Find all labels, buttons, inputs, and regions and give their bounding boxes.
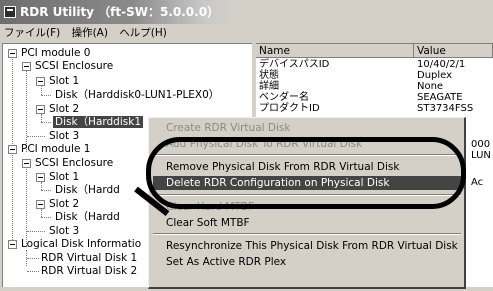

==

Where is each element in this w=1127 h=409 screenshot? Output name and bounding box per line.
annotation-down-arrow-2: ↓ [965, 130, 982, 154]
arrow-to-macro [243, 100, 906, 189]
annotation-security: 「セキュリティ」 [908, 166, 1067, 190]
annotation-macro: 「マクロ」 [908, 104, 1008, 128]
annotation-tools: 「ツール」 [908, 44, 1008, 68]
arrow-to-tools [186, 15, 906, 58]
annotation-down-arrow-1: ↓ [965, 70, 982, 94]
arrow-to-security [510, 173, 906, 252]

* * *

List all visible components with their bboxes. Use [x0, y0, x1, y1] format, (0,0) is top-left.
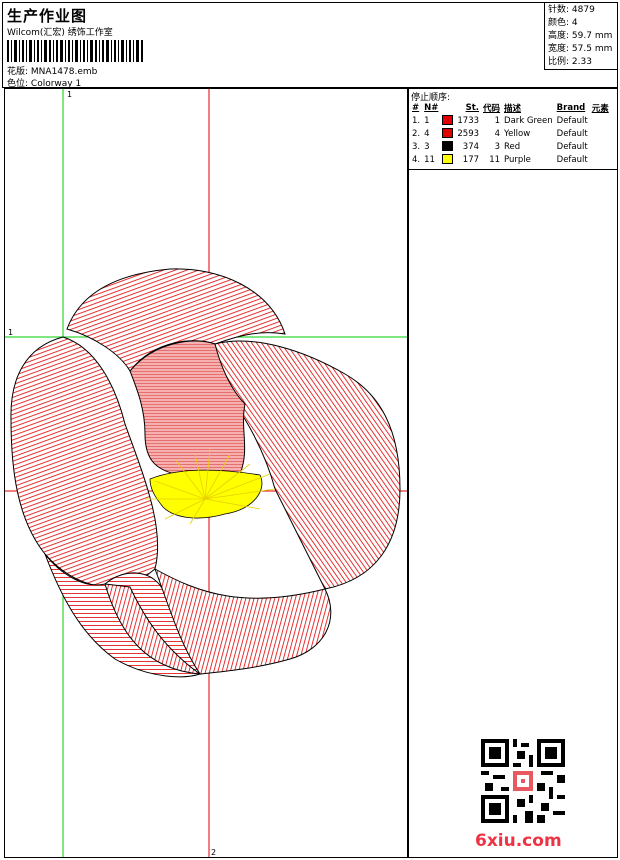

(EXERCISE DETAILS)
Retype every line from the one containing "Where is each" down to the one containing "arrow-to-security [510, 173, 906, 252]", both included, with no changes.

(SOLUTION BELOW)
Where is each element in this w=1127 h=409 screenshot? Output name and bounding box per line.
annotation-down-arrow-2: ↓ [965, 130, 982, 154]
arrow-to-macro [243, 100, 906, 189]
annotation-security: 「セキュリティ」 [908, 166, 1067, 190]
annotation-macro: 「マクロ」 [908, 104, 1008, 128]
annotation-tools: 「ツール」 [908, 44, 1008, 68]
arrow-to-tools [186, 15, 906, 58]
annotation-down-arrow-1: ↓ [965, 70, 982, 94]
arrow-to-security [510, 173, 906, 252]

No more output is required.